___ Task inputs
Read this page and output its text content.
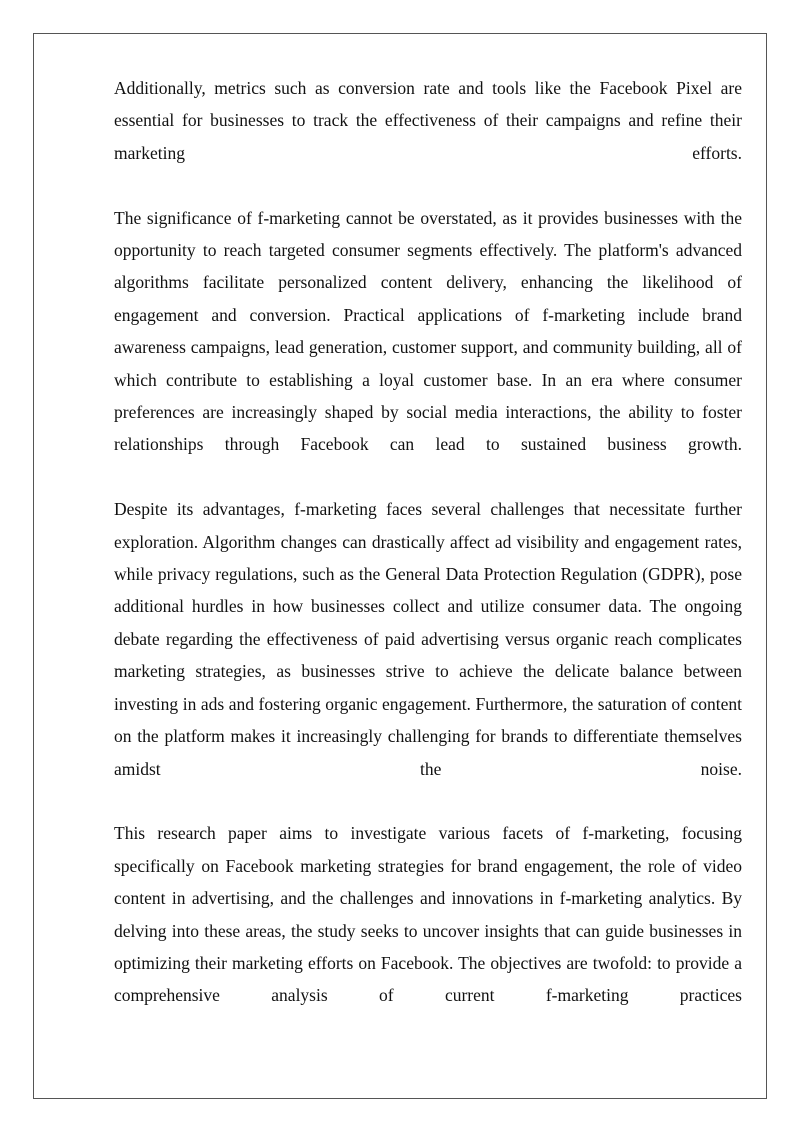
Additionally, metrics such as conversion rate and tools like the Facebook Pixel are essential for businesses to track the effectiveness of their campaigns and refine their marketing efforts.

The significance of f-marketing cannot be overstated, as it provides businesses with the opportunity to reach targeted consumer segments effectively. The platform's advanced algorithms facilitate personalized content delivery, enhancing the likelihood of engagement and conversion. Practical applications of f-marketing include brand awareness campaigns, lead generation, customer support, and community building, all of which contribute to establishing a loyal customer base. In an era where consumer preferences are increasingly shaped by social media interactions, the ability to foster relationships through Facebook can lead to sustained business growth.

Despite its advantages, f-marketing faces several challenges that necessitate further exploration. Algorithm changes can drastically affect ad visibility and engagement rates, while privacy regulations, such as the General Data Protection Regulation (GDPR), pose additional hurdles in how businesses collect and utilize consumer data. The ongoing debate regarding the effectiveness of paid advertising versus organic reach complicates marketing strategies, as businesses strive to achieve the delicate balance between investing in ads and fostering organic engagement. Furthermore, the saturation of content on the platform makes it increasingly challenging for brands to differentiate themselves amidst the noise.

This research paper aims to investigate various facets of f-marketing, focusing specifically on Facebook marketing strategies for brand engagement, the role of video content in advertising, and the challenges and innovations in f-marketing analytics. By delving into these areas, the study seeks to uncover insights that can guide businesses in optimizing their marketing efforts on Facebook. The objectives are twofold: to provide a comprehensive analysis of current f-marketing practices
______
The exercise:
Copy the records exactly as they appear, excluding images.

Full response:
Read this page and output its text content.
Additionally, metrics such as conversion rate and tools like the Facebook Pixel are essential for businesses to track the effectiveness of their campaigns and refine their marketing efforts.

The significance of f-marketing cannot be overstated, as it provides businesses with the opportunity to reach targeted consumer segments effectively. The platform's advanced algorithms facilitate personalized content delivery, enhancing the likelihood of engagement and conversion. Practical applications of f-marketing include brand awareness campaigns, lead generation, customer support, and community building, all of which contribute to establishing a loyal customer base. In an era where consumer preferences are increasingly shaped by social media interactions, the ability to foster relationships through Facebook can lead to sustained business growth.

Despite its advantages, f-marketing faces several challenges that necessitate further exploration. Algorithm changes can drastically affect ad visibility and engagement rates, while privacy regulations, such as the General Data Protection Regulation (GDPR), pose additional hurdles in how businesses collect and utilize consumer data. The ongoing debate regarding the effectiveness of paid advertising versus organic reach complicates marketing strategies, as businesses strive to achieve the delicate balance between investing in ads and fostering organic engagement. Furthermore, the saturation of content on the platform makes it increasingly challenging for brands to differentiate themselves amidst the noise.

This research paper aims to investigate various facets of f-marketing, focusing specifically on Facebook marketing strategies for brand engagement, the role of video content in advertising, and the challenges and innovations in f-marketing analytics. By delving into these areas, the study seeks to uncover insights that can guide businesses in optimizing their marketing efforts on Facebook. The objectives are twofold: to provide a comprehensive analysis of current f-marketing practices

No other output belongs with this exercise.